— Excerto do documento —
-----

3 notas.

1. 

O Rui Tavares dedica-me umas farpas suaves no seu consultório sentimental e conclui: 

prefiro que o PS não tenha a maioria absoluta, acho que o BE tem de servir para mudar as coisas e acho que o país tem a ganhar com um governo de ambos

Concordo com a primeira parte, admito a segunda e suspendo a minha descrença perante a terceira, que não vou discutir. Mas chamo a atenção para isto: começa a faltar com urgência um discurso estruturado sobre as desvantagens das maiorias absolutas, um ensaio sobre os desvios a que conduzem no regime, uma apologia do poder negociado (não a mera separação de poderes)  — sei que o Rui tem o espaço e o talento para fazer isso, oxalá tenha a vontade.  Ele que me perdoe esta tentativa um pouco canhestra de o influenciar.  

2.

-----

(Dados de previsão de caixas delimitadoras)
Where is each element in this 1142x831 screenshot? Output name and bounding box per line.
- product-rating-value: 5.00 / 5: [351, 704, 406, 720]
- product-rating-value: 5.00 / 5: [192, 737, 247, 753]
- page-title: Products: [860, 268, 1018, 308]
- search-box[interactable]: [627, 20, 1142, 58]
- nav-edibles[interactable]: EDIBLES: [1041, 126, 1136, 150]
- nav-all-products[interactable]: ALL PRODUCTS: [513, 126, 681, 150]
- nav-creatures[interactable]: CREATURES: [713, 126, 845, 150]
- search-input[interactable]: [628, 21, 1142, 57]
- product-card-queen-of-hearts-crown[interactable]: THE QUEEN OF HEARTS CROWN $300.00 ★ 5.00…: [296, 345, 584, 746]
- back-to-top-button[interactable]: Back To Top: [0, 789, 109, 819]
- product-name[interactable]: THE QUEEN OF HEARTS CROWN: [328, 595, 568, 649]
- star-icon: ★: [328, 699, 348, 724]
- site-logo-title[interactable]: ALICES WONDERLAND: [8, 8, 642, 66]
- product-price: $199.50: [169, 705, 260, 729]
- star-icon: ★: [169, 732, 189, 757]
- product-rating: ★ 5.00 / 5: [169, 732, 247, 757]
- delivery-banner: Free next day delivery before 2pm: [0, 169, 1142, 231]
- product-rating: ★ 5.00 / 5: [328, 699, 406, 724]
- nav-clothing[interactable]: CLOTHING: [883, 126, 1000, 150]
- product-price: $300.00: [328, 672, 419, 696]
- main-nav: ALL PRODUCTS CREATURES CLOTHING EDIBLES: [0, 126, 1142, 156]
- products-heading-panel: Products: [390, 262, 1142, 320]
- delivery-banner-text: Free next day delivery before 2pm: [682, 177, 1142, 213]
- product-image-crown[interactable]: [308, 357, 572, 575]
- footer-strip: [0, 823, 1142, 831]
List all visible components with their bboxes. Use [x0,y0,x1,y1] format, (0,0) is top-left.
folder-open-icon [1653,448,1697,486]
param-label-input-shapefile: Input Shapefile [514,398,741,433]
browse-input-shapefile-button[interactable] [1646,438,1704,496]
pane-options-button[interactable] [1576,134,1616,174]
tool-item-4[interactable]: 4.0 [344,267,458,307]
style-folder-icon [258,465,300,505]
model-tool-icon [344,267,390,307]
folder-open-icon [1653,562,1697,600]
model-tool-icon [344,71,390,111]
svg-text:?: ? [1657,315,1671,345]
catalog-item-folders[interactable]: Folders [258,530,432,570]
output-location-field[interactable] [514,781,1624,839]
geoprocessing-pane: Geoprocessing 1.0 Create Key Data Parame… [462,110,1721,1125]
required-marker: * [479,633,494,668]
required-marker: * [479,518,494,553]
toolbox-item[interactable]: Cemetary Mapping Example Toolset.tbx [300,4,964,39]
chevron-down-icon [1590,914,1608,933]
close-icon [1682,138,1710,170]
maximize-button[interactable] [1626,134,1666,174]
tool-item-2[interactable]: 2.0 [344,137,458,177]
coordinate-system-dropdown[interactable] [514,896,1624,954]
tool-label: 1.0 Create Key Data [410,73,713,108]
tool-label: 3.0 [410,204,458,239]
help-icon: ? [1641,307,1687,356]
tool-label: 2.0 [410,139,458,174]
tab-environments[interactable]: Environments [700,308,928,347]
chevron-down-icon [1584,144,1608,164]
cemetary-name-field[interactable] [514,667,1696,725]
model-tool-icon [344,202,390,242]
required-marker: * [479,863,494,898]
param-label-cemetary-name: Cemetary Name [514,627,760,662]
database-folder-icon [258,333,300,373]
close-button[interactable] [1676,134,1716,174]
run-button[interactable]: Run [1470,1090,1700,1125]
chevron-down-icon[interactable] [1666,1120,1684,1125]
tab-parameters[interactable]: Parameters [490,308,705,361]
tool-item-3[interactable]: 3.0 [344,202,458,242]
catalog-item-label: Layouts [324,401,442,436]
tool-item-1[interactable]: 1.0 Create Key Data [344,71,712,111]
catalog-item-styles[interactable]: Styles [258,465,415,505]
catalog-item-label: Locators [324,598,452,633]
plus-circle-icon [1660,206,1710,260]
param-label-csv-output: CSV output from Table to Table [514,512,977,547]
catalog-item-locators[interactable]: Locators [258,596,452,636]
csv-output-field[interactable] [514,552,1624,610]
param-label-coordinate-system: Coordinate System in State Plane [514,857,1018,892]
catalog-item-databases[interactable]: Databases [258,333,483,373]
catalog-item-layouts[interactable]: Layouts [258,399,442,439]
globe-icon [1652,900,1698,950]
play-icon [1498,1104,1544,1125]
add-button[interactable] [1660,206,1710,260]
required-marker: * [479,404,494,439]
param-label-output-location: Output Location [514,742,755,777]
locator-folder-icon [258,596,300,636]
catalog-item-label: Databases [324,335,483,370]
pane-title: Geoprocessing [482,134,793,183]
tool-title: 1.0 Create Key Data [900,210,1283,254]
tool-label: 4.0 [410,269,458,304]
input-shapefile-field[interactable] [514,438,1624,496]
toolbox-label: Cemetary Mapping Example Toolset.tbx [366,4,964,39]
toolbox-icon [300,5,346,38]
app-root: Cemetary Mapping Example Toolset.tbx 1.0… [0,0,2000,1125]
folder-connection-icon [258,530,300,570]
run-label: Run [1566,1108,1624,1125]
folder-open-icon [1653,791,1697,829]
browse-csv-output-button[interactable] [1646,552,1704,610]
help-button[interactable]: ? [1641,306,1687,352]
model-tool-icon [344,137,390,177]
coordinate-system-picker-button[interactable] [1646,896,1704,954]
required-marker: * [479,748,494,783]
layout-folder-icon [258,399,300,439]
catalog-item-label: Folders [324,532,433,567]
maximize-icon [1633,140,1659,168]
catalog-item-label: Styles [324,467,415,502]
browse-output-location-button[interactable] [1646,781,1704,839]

-----

— Conjunto de tarefas —
(a) Transcreva, do texto sobre as maiorias absolutas, o trecho que começa em "prefiro que o" e termina em "de o influenciar.".
(b) Prossiga a redação do texto sobre as maiorias absolutas a partir do ponto em que este se interrompe.

— Respostas escritas —
(a)
prefiro que o PS não tenha a maioria absoluta, acho que o BE tem de servir para mudar as coisas e acho que o país tem a ganhar com um governo de ambos

Concordo com a primeira parte, admito a segunda e suspendo a minha descrença perante a terceira, que não vou discutir. Mas chamo a atenção para isto: começa a faltar com urgência um discurso estruturado sobre as desvantagens das maiorias absolutas, um ensaio sobre os desvios a que conduzem no regime, uma apologia do poder negociado (não a mera separação de poderes)  — sei que o Rui tem o espaço e o talento para fazer isso, oxalá tenha a vontade.  Ele que me perdoe esta tentativa um pouco canhestra de o influenciar.

(b)
O J. M. Fernandes ficou chocado porque mencionei em tom elogioso o despeito que Marcelo Rebelo de Sousa aplicou ao computador cem por cento português do primeiro-ministro. A minha brutalidade tem desculpa: como faço campanhas desde os 23 anos, reconheço à légua uma grande operação de propaganda. Ocasionalmente, a propaganda tem benefícios práticos — parece ser o caso — mas deve ser esvaziada mal os ministros que a ornamentaram regressem ao trabalho. As virtudes do computador Magalhães serão reconhecidas, se as tiver, pelas crianças e pelos pais. Não por uma procissão de ministros ou pelo louvor seráfico da nossa imprensa. 

3.

O Pedro Correia faz uma referência amável a este blog, que agradeço muito.